● **GIVEN TASK**:
Would you output the whole listing below, exactly as it reads?

----------------------------------------

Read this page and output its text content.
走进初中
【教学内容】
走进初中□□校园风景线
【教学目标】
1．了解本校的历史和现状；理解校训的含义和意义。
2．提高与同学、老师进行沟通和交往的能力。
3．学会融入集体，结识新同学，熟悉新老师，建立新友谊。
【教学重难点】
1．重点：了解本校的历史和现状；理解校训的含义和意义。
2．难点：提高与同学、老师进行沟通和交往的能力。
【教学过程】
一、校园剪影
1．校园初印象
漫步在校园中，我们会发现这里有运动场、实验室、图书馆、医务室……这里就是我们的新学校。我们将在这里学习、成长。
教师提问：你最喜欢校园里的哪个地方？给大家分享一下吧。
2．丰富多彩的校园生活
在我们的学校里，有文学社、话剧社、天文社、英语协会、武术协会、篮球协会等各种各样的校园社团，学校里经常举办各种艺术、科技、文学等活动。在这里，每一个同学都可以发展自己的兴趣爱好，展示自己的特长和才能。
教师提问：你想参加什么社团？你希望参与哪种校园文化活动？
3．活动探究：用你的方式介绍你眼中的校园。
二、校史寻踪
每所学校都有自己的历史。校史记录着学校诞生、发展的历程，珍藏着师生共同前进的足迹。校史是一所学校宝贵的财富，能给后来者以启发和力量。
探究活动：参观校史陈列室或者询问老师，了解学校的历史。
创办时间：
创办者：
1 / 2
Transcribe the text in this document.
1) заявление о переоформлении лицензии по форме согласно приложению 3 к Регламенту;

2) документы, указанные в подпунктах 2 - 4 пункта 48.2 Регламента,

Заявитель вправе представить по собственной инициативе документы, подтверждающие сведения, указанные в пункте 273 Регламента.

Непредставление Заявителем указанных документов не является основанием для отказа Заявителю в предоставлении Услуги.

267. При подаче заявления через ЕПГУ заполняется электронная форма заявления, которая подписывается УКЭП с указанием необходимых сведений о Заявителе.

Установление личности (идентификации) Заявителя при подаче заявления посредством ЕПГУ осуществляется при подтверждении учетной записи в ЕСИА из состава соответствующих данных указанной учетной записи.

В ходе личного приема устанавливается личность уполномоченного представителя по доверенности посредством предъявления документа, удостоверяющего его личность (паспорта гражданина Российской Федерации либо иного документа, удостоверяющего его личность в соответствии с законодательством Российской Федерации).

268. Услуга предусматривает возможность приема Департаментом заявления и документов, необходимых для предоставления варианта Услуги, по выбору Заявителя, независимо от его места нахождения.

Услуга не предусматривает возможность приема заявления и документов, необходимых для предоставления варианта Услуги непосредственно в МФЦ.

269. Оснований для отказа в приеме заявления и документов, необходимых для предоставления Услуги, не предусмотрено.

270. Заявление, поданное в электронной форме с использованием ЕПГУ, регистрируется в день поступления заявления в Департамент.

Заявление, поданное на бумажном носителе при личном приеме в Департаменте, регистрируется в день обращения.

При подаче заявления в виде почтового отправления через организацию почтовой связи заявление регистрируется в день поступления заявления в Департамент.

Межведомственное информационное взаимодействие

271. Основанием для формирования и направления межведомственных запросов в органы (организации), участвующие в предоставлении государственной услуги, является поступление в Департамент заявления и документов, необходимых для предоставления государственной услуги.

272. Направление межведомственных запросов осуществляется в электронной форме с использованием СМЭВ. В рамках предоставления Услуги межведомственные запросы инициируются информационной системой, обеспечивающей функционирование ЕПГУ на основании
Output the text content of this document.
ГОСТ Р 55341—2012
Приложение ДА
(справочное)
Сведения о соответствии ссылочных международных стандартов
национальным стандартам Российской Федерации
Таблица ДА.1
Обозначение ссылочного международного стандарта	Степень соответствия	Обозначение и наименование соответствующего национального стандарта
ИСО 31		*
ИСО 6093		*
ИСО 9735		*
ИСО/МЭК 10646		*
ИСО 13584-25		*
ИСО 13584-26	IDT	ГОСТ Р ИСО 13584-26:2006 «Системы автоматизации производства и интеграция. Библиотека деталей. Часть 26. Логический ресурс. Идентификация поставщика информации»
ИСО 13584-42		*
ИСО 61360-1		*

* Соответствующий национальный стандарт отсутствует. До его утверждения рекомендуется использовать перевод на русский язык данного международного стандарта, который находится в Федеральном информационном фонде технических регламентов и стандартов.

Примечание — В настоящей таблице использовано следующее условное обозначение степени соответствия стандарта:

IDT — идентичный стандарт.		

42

----------------------------------------

● **FINAL RESULT**:
Read this page and output its text content.
走进初中
【教学内容】
走进初中□□校园风景线
【教学目标】
1．了解本校的历史和现状；理解校训的含义和意义。
2．提高与同学、老师进行沟通和交往的能力。
3．学会融入集体，结识新同学，熟悉新老师，建立新友谊。
【教学重难点】
1．重点：了解本校的历史和现状；理解校训的含义和意义。
2．难点：提高与同学、老师进行沟通和交往的能力。
【教学过程】
一、校园剪影
1．校园初印象
漫步在校园中，我们会发现这里有运动场、实验室、图书馆、医务室……这里就是我们的新学校。我们将在这里学习、成长。
教师提问：你最喜欢校园里的哪个地方？给大家分享一下吧。
2．丰富多彩的校园生活
在我们的学校里，有文学社、话剧社、天文社、英语协会、武术协会、篮球协会等各种各样的校园社团，学校里经常举办各种艺术、科技、文学等活动。在这里，每一个同学都可以发展自己的兴趣爱好，展示自己的特长和才能。
教师提问：你想参加什么社团？你希望参与哪种校园文化活动？
3．活动探究：用你的方式介绍你眼中的校园。
二、校史寻踪
每所学校都有自己的历史。校史记录着学校诞生、发展的历程，珍藏着师生共同前进的足迹。校史是一所学校宝贵的财富，能给后来者以启发和力量。
探究活动：参观校史陈列室或者询问老师，了解学校的历史。
创办时间：
创办者：
1 / 2
Transcribe the text in this document.
1) заявление о переоформлении лицензии по форме согласно приложению 3 к Регламенту;

2) документы, указанные в подпунктах 2 - 4 пункта 48.2 Регламента,

Заявитель вправе представить по собственной инициативе документы, подтверждающие сведения, указанные в пункте 273 Регламента.

Непредставление Заявителем указанных документов не является основанием для отказа Заявителю в предоставлении Услуги.

267. При подаче заявления через ЕПГУ заполняется электронная форма заявления, которая подписывается УКЭП с указанием необходимых сведений о Заявителе.

Установление личности (идентификации) Заявителя при подаче заявления посредством ЕПГУ осуществляется при подтверждении учетной записи в ЕСИА из состава соответствующих данных указанной учетной записи.

В ходе личного приема устанавливается личность уполномоченного представителя по доверенности посредством предъявления документа, удостоверяющего его личность (паспорта гражданина Российской Федерации либо иного документа, удостоверяющего его личность в соответствии с законодательством Российской Федерации).

268. Услуга предусматривает возможность приема Департаментом заявления и документов, необходимых для предоставления варианта Услуги, по выбору Заявителя, независимо от его места нахождения.

Услуга не предусматривает возможность приема заявления и документов, необходимых для предоставления варианта Услуги непосредственно в МФЦ.

269. Оснований для отказа в приеме заявления и документов, необходимых для предоставления Услуги, не предусмотрено.

270. Заявление, поданное в электронной форме с использованием ЕПГУ, регистрируется в день поступления заявления в Департамент.

Заявление, поданное на бумажном носителе при личном приеме в Департаменте, регистрируется в день обращения.

При подаче заявления в виде почтового отправления через организацию почтовой связи заявление регистрируется в день поступления заявления в Департамент.

Межведомственное информационное взаимодействие

271. Основанием для формирования и направления межведомственных запросов в органы (организации), участвующие в предоставлении государственной услуги, является поступление в Департамент заявления и документов, необходимых для предоставления государственной услуги.

272. Направление межведомственных запросов осуществляется в электронной форме с использованием СМЭВ. В рамках предоставления Услуги межведомственные запросы инициируются информационной системой, обеспечивающей функционирование ЕПГУ на основании
Output the text content of this document.
ГОСТ Р 55341—2012
Приложение ДА
(справочное)
Сведения о соответствии ссылочных международных стандартов
национальным стандартам Российской Федерации
Таблица ДА.1
Обозначение ссылочного международного стандарта	Степень соответствия	Обозначение и наименование соответствующего национального стандарта
ИСО 31		*
ИСО 6093		*
ИСО 9735		*
ИСО/МЭК 10646		*
ИСО 13584-25		*
ИСО 13584-26	IDT	ГОСТ Р ИСО 13584-26:2006 «Системы автоматизации производства и интеграция. Библиотека деталей. Часть 26. Логический ресурс. Идентификация поставщика информации»
ИСО 13584-42		*
ИСО 61360-1		*

* Соответствующий национальный стандарт отсутствует. До его утверждения рекомендуется использовать перевод на русский язык данного международного стандарта, который находится в Федеральном информационном фонде технических регламентов и стандартов.

Примечание — В настоящей таблице использовано следующее условное обозначение степени соответствия стандарта:

IDT — идентичный стандарт.		

42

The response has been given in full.